- _REQUIRED TASK_:
How many lines of the records hold the string "рамках"? Reply with the number alone.

- _DATA FOR PROCESSING_:

§ §

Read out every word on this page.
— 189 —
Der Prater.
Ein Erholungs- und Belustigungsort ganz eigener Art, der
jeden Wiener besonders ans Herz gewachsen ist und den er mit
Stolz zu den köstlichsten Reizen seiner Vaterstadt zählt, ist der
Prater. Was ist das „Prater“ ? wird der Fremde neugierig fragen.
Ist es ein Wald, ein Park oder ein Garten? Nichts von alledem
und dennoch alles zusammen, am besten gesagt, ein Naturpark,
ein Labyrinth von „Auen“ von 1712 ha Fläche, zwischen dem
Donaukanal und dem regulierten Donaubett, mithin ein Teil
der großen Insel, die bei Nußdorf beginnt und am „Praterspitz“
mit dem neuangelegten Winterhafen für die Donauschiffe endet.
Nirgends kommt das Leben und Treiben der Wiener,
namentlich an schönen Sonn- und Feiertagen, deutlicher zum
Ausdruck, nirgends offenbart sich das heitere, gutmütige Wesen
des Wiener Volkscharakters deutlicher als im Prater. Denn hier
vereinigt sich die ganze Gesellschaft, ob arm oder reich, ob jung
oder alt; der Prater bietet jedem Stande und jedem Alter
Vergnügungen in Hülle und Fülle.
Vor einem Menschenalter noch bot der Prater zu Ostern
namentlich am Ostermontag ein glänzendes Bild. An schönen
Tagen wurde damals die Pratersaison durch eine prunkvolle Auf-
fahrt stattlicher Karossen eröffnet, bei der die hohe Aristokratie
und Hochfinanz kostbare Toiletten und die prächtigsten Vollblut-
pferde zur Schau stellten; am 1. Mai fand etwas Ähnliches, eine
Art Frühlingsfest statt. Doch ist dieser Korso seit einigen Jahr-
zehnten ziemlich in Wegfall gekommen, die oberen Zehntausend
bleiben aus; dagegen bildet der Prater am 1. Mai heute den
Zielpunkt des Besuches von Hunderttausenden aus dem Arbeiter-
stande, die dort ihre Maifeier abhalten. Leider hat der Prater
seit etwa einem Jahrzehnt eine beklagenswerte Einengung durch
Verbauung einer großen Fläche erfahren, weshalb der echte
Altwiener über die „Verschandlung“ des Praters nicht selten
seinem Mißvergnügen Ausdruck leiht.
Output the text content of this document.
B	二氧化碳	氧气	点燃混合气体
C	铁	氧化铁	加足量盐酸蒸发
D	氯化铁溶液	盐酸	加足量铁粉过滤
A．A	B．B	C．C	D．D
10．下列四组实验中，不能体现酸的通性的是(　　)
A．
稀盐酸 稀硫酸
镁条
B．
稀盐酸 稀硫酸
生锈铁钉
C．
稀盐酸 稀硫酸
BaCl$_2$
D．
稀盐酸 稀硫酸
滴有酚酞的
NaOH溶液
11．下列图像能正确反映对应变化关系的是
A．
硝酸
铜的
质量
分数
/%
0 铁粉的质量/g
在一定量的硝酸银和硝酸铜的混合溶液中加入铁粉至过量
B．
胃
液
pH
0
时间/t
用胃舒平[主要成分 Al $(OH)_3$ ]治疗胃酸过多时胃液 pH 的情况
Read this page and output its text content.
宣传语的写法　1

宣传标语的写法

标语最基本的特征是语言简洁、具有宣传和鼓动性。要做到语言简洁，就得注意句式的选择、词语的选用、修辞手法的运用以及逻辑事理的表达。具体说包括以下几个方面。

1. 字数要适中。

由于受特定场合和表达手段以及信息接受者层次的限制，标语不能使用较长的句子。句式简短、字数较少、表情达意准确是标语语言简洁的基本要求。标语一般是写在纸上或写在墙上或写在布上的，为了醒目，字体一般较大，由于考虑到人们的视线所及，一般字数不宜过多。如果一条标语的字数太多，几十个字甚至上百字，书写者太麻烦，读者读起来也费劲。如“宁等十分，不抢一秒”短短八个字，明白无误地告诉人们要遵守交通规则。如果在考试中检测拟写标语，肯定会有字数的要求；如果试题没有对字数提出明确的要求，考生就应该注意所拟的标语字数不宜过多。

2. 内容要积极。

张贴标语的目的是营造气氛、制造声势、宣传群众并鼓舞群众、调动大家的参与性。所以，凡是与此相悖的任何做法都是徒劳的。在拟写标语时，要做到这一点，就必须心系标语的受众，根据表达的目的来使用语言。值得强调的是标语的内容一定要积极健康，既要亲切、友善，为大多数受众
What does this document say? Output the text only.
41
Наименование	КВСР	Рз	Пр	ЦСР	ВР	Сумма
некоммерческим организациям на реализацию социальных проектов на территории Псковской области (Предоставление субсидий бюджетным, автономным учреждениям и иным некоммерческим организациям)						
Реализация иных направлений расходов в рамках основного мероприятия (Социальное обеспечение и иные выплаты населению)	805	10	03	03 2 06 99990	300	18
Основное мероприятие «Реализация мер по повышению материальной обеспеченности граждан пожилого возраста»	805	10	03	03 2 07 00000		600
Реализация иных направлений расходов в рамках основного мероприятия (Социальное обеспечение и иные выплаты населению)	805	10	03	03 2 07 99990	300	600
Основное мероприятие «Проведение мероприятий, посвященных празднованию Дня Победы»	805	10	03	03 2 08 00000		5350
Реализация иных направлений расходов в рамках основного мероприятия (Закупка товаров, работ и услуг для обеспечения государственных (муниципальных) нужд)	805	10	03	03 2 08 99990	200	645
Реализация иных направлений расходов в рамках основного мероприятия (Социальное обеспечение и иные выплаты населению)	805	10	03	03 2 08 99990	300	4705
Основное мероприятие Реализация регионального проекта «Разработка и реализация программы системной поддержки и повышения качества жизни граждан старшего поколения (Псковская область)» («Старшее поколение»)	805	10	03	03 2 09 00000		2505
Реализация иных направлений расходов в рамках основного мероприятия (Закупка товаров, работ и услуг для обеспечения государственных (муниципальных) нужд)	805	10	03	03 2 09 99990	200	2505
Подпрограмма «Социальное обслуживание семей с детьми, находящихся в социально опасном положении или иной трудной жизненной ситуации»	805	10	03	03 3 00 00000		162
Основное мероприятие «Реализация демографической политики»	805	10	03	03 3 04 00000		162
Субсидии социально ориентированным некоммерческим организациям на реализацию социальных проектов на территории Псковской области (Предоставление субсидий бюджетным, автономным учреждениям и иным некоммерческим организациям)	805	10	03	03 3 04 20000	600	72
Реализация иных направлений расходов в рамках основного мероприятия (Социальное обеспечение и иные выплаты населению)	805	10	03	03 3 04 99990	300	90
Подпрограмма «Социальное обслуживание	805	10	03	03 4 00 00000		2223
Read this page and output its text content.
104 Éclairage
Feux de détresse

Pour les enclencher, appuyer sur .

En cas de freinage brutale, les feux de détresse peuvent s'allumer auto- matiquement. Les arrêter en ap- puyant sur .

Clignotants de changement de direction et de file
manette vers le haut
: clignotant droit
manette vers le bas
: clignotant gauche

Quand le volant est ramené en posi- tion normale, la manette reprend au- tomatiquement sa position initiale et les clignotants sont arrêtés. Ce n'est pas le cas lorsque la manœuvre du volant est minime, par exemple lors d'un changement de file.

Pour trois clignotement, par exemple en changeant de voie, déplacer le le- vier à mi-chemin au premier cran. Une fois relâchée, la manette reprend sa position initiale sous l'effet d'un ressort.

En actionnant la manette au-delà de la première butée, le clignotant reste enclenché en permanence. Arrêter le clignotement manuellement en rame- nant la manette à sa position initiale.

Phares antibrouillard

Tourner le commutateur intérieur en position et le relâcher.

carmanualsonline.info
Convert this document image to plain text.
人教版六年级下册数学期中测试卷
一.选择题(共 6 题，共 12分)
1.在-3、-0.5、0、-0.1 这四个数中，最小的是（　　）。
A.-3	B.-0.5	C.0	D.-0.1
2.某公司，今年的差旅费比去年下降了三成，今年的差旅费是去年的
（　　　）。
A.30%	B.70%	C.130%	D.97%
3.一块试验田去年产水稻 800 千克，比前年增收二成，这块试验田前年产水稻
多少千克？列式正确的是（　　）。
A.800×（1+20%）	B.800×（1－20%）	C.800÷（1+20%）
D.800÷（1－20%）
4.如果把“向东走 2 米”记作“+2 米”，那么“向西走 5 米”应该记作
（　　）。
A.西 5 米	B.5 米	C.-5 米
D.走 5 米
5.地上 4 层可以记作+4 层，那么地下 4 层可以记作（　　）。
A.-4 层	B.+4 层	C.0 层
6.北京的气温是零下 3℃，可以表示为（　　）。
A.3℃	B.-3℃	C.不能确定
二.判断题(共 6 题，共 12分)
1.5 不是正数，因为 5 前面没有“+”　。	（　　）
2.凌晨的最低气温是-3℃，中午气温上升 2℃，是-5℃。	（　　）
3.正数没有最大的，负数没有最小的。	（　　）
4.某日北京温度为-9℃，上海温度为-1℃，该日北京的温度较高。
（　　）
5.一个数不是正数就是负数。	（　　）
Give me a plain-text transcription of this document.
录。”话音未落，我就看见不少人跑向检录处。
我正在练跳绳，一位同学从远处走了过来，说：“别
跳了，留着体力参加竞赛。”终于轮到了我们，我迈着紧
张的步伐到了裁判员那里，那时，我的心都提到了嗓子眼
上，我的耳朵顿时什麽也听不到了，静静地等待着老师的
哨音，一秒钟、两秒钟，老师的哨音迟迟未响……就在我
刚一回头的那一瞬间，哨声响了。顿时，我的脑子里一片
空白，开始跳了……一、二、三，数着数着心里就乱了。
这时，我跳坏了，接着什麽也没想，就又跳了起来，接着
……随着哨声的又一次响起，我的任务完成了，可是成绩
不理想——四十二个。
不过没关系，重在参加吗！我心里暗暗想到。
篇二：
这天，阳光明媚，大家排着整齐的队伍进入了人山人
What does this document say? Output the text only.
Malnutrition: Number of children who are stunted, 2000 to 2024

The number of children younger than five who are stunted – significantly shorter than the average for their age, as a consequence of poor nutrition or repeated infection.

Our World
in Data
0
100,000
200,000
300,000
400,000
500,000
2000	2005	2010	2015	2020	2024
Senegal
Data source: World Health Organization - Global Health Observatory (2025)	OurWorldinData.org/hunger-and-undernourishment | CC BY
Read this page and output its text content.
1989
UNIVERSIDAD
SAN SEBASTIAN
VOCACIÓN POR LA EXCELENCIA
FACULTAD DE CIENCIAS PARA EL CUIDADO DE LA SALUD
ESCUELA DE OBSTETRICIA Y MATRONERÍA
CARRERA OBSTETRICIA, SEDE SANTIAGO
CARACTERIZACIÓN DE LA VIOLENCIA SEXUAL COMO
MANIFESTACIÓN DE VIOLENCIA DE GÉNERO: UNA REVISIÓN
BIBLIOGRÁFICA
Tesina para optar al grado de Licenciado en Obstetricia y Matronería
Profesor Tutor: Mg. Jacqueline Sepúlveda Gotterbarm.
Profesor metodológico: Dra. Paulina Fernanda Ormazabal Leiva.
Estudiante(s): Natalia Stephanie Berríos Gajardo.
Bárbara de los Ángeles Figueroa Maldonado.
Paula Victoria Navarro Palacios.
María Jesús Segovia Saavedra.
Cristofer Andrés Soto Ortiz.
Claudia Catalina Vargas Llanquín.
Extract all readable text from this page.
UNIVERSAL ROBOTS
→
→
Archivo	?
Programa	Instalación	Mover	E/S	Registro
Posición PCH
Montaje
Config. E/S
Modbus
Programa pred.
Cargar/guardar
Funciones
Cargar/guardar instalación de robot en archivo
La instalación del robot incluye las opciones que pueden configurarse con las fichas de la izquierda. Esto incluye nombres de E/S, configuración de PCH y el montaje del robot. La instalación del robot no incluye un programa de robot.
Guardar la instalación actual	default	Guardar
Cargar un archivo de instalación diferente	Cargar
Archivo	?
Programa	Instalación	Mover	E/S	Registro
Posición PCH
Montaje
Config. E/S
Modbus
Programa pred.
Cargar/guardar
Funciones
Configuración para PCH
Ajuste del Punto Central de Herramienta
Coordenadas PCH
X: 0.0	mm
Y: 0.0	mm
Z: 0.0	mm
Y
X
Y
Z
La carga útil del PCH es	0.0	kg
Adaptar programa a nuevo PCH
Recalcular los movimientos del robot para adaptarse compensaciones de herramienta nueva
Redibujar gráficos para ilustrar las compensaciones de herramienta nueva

§ §

- _WRITTEN ANSWER_:
6